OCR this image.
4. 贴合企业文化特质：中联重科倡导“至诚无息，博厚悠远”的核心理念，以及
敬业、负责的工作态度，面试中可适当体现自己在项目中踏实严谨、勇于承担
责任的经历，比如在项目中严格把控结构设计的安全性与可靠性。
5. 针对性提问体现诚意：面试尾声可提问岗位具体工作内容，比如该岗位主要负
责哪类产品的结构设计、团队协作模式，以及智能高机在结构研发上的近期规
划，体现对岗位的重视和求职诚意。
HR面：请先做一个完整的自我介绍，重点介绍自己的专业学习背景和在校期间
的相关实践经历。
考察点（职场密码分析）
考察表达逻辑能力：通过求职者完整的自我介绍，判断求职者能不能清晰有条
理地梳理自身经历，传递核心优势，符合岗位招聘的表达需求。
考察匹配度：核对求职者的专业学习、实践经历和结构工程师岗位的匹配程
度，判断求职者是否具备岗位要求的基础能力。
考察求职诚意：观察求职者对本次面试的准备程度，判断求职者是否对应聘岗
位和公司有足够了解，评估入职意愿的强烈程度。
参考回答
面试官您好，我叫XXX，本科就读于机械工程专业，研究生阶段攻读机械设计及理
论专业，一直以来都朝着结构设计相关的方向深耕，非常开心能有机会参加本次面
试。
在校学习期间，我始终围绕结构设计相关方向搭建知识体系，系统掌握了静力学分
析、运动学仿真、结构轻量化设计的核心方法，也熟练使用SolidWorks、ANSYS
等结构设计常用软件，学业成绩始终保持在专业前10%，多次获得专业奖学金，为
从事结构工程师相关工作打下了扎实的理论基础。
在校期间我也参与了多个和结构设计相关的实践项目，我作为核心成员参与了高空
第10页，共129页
++++++
### WHAT THE TASK ASKS
Write out all the records above again, exactly as they stand.

### CORRECT OUTPUT
OCR this image.
4. 贴合企业文化特质：中联重科倡导“至诚无息，博厚悠远”的核心理念，以及
敬业、负责的工作态度，面试中可适当体现自己在项目中踏实严谨、勇于承担
责任的经历，比如在项目中严格把控结构设计的安全性与可靠性。
5. 针对性提问体现诚意：面试尾声可提问岗位具体工作内容，比如该岗位主要负
责哪类产品的结构设计、团队协作模式，以及智能高机在结构研发上的近期规
划，体现对岗位的重视和求职诚意。
HR面：请先做一个完整的自我介绍，重点介绍自己的专业学习背景和在校期间
的相关实践经历。
考察点（职场密码分析）
考察表达逻辑能力：通过求职者完整的自我介绍，判断求职者能不能清晰有条
理地梳理自身经历，传递核心优势，符合岗位招聘的表达需求。
考察匹配度：核对求职者的专业学习、实践经历和结构工程师岗位的匹配程
度，判断求职者是否具备岗位要求的基础能力。
考察求职诚意：观察求职者对本次面试的准备程度，判断求职者是否对应聘岗
位和公司有足够了解，评估入职意愿的强烈程度。
参考回答
面试官您好，我叫XXX，本科就读于机械工程专业，研究生阶段攻读机械设计及理
论专业，一直以来都朝着结构设计相关的方向深耕，非常开心能有机会参加本次面
试。
在校学习期间，我始终围绕结构设计相关方向搭建知识体系，系统掌握了静力学分
析、运动学仿真、结构轻量化设计的核心方法，也熟练使用SolidWorks、ANSYS
等结构设计常用软件，学业成绩始终保持在专业前10%，多次获得专业奖学金，为
从事结构工程师相关工作打下了扎实的理论基础。
在校期间我也参与了多个和结构设计相关的实践项目，我作为核心成员参与了高空
第10页，共129页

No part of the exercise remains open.